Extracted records
========================================

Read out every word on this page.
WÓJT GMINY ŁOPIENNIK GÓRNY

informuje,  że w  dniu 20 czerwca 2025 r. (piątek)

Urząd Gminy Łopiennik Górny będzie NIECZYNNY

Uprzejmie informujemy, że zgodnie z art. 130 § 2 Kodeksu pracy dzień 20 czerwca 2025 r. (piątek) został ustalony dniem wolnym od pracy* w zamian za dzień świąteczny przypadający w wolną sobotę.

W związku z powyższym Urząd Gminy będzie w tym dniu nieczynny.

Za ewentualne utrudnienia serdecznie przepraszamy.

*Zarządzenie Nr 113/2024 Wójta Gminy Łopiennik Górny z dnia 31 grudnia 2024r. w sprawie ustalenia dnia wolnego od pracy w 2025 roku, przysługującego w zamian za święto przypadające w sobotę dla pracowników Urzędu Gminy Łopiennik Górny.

========================================

### Instruction
In the records above, locate every line with the string "Urząd" and copy it.

### Response below
Urząd Gminy Łopiennik Górny będzie NIECZYNNY
W związku z powyższym Urząd Gminy będzie w tym dniu nieczynny.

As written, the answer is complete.